## begin Dataset extract
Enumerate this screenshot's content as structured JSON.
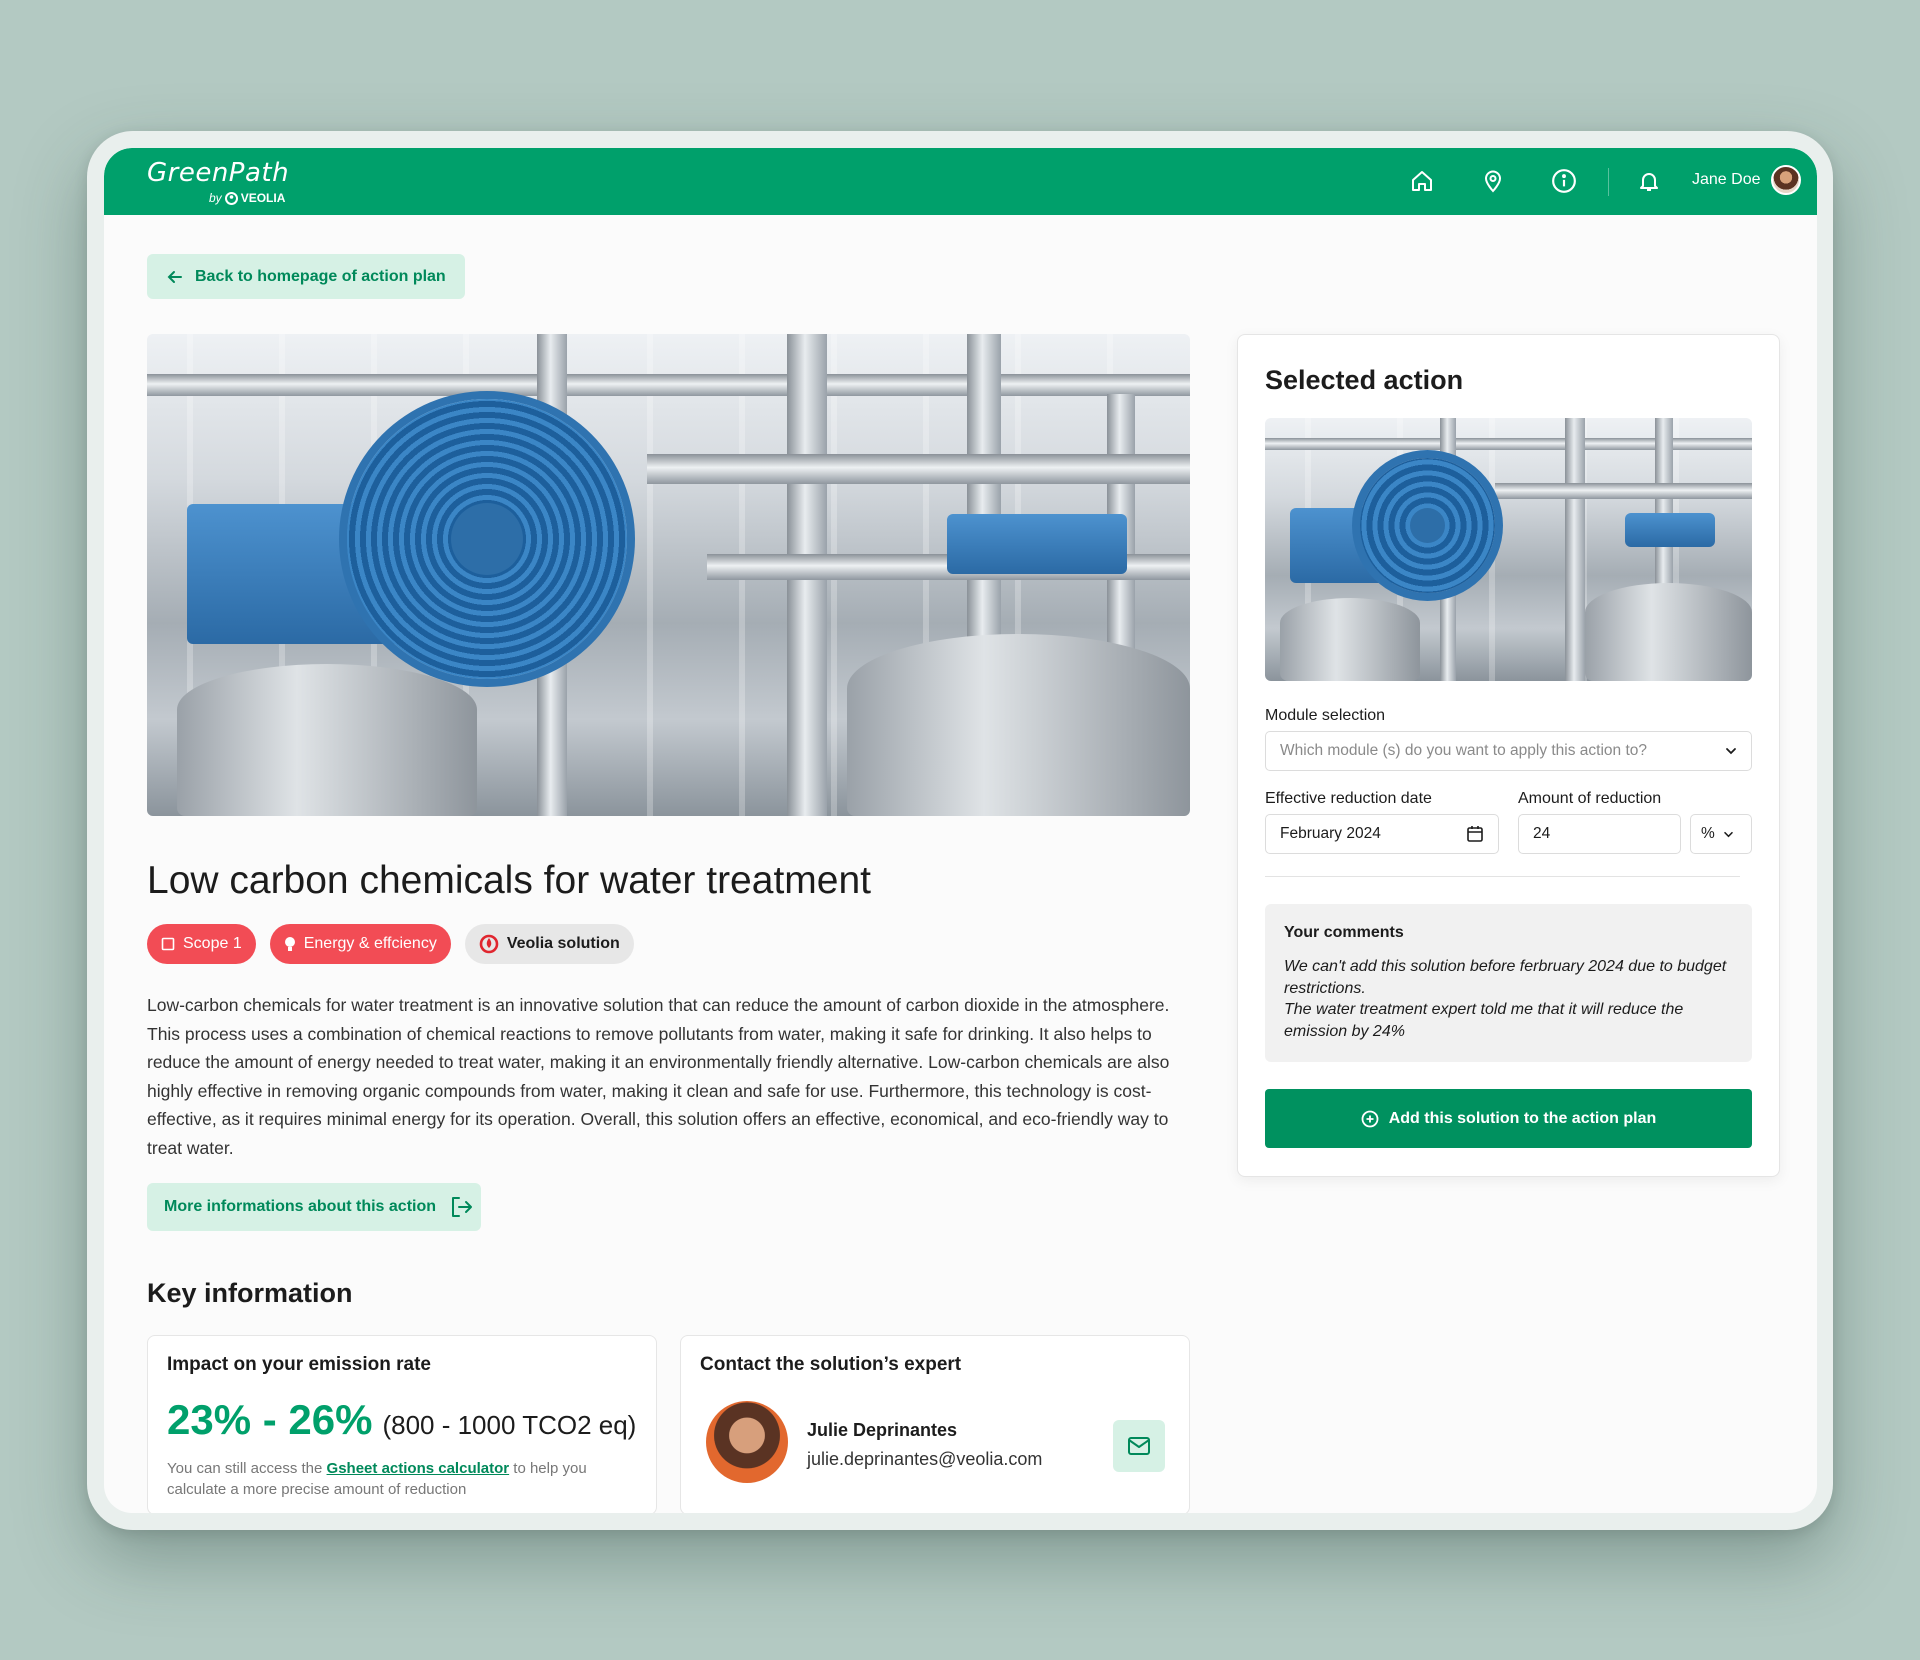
{
  "brand": {
    "name": "GreenPath",
    "by": "by",
    "company": "VEOLIA"
  },
  "header": {
    "user_name": "Jane Doe"
  },
  "back_button": {
    "label": "Back to homepage of action plan"
  },
  "action": {
    "title": "Low carbon chemicals for water treatment",
    "tags": [
      "Scope 1",
      "Energy & effciency",
      "Veolia solution"
    ],
    "description": "Low-carbon chemicals for water treatment is an innovative solution that can reduce the amount of carbon dioxide in the atmosphere. This process uses a combination of chemical reactions to remove pollutants from water, making it safe for drinking. It also helps to reduce the amount of energy needed to treat water, making it an environmentally friendly alternative. Low-carbon chemicals are also highly effective in removing organic compounds from water, making it clean and safe for use. Furthermore, this technology is cost-effective, as it requires minimal energy for its operation. Overall, this solution offers an effective, economical, and eco-friendly way to treat water.",
    "more_info_label": "More informations about this action"
  },
  "key_info": {
    "title": "Key information",
    "impact": {
      "title": "Impact on your emission rate",
      "percent_range": "23% - 26%",
      "tco2_range": "(800 - 1000 TCO2 eq)",
      "note_before": "You can still access the ",
      "note_link": "Gsheet actions calculator",
      "note_after": " to help you calculate a more precise amount of reduction"
    },
    "contact": {
      "title": "Contact the solution’s expert",
      "name": "Julie Deprinantes",
      "email": "julie.deprinantes@veolia.com"
    }
  },
  "side_panel": {
    "title": "Selected action",
    "module_label": "Module selection",
    "module_placeholder": "Which module (s) do you want to apply this action to?",
    "date_label": "Effective reduction date",
    "date_value": "February 2024",
    "amount_label": "Amount of reduction",
    "amount_value": "24",
    "unit_value": "%",
    "comments_title": "Your comments",
    "comments_line1": "We can't add this solution before ferbruary 2024 due to budget restrictions.",
    "comments_line2": "The water treatment expert told me that it will reduce the emission by 24%",
    "add_button": "Add this solution to the action plan"
  },
  "colors": {
    "brand_green": "#00a06b",
    "tag_red": "#f24c55",
    "accent_mint": "#d6f1e5"
  }
}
## end Dataset extract
## Directions for this task
Pick out every line of the listing containing the word "water", and show those lines.

## Result
    "title": "Low carbon chemicals for water treatment",
    "description": "Low-carbon chemicals for water treatment is an innovative solution that can reduce the amount of carbon dioxide in the atmosphere. This process uses a combination of chemical reactions to remove pollutants from water, making it safe for drinking. It also helps to reduce the amount of energy needed to treat water, making it an environmentally friendly alternative. Low-carbon chemicals are also highly effective in removing organic compounds from water, making it clean and safe for use. Furthermore, this technology is cost-effective, as it requires minimal energy for its operation. Overall, this solution offers an effective, economical, and eco-friendly way to treat water.",
    "comments_line2": "The water treatment expert told me that it will reduce the emission by 24%",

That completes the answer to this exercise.